# Data excerpts

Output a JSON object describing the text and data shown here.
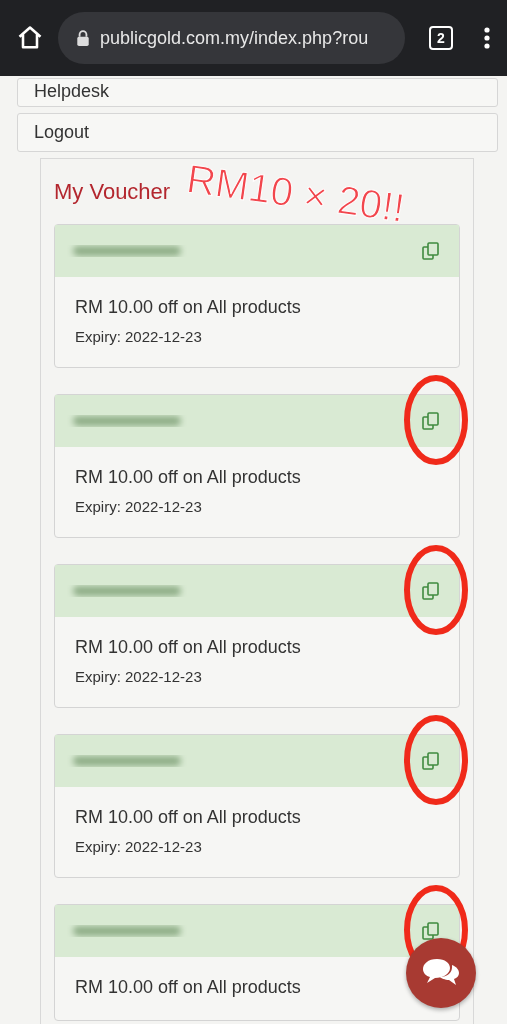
{
  "browser": {
    "url": "publicgold.com.my/index.php?rou",
    "tab_count": "2"
  },
  "menu": [
    "Helpdesk",
    "Logout"
  ],
  "section_title": "My Voucher",
  "vouchers": [
    {
      "description": "RM 10.00 off on All products",
      "expiry": "Expiry: 2022-12-23",
      "circled": false
    },
    {
      "description": "RM 10.00 off on All products",
      "expiry": "Expiry: 2022-12-23",
      "circled": true
    },
    {
      "description": "RM 10.00 off on All products",
      "expiry": "Expiry: 2022-12-23",
      "circled": true
    },
    {
      "description": "RM 10.00 off on All products",
      "expiry": "Expiry: 2022-12-23",
      "circled": true
    },
    {
      "description": "RM 10.00 off on All products",
      "circled": true
    }
  ],
  "annotation": "RM10 × 20!!"
}
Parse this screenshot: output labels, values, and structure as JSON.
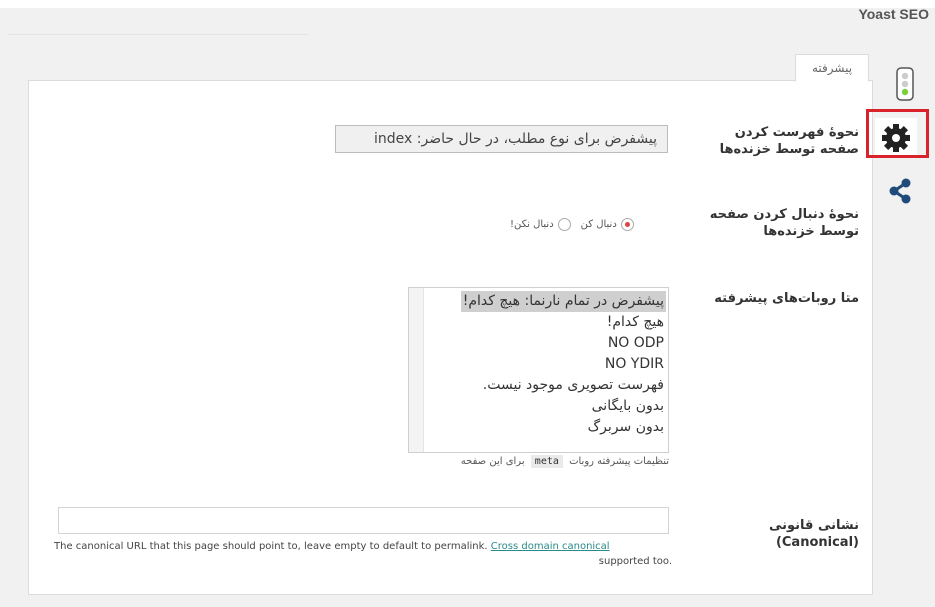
{
  "plugin_title": "Yoast SEO",
  "tab": {
    "label": "پیشرفته"
  },
  "sidebar_icons": [
    "traffic-light-icon",
    "gear-icon",
    "share-icon"
  ],
  "colors": {
    "highlight": "#d9232c",
    "icon": "#1e4b7a",
    "link": "#2a8a8a"
  },
  "index": {
    "label_line1": "نحوهٔ فهرست کردن",
    "label_line2": "صفحه توسط خزنده‌ها",
    "value": "پیشفرض برای نوع مطلب، در حال حاضر: index"
  },
  "follow": {
    "label_line1": "نحوهٔ دنبال کردن صفحه",
    "label_line2": "توسط خزنده‌ها",
    "option_follow": "دنبال کن",
    "option_nofollow": "دنبال نکن!",
    "selected": "follow"
  },
  "meta_robots": {
    "label": "متا روبات‌های پیشرفته",
    "options": [
      "پیشفرض در تمام نارنما: هیچ کدام!",
      "هیچ کدام!",
      "NO ODP",
      "NO YDIR",
      "فهرست تصویری موجود نیست.",
      "بدون بایگانی",
      "بدون سربرگ"
    ],
    "selected_index": 0,
    "help_before": "تنظیمات پیشرفته روبات",
    "help_code": "meta",
    "help_after": "برای این صفحه"
  },
  "canonical": {
    "label_line1": "نشانی قانونی",
    "label_line2": "(Canonical)",
    "value": "",
    "description": "The canonical URL that this page should point to, leave empty to default to permalink.",
    "link_text": "Cross domain canonical",
    "description_end": "supported too."
  }
}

# EXERCISE GOAL
Print the lines from the one that contains "Parse this screenshot: output" through the last line of the data, exactly and in full, and no other lines. Pictures are not part of the copy.

# REPLY TO THE EXERCISE
Parse this screenshot: output labels, values, and structure as JSON.
{
  "plugin_title": "Yoast SEO",
  "tab": {
    "label": "پیشرفته"
  },
  "sidebar_icons": [
    "traffic-light-icon",
    "gear-icon",
    "share-icon"
  ],
  "colors": {
    "highlight": "#d9232c",
    "icon": "#1e4b7a",
    "link": "#2a8a8a"
  },
  "index": {
    "label_line1": "نحوهٔ فهرست کردن",
    "label_line2": "صفحه توسط خزنده‌ها",
    "value": "پیشفرض برای نوع مطلب، در حال حاضر: index"
  },
  "follow": {
    "label_line1": "نحوهٔ دنبال کردن صفحه",
    "label_line2": "توسط خزنده‌ها",
    "option_follow": "دنبال کن",
    "option_nofollow": "دنبال نکن!",
    "selected": "follow"
  },
  "meta_robots": {
    "label": "متا روبات‌های پیشرفته",
    "options": [
      "پیشفرض در تمام نارنما: هیچ کدام!",
      "هیچ کدام!",
      "NO ODP",
      "NO YDIR",
      "فهرست تصویری موجود نیست.",
      "بدون بایگانی",
      "بدون سربرگ"
    ],
    "selected_index": 0,
    "help_before": "تنظیمات پیشرفته روبات",
    "help_code": "meta",
    "help_after": "برای این صفحه"
  },
  "canonical": {
    "label_line1": "نشانی قانونی",
    "label_line2": "(Canonical)",
    "value": "",
    "description": "The canonical URL that this page should point to, leave empty to default to permalink.",
    "link_text": "Cross domain canonical",
    "description_end": "supported too."
  }
}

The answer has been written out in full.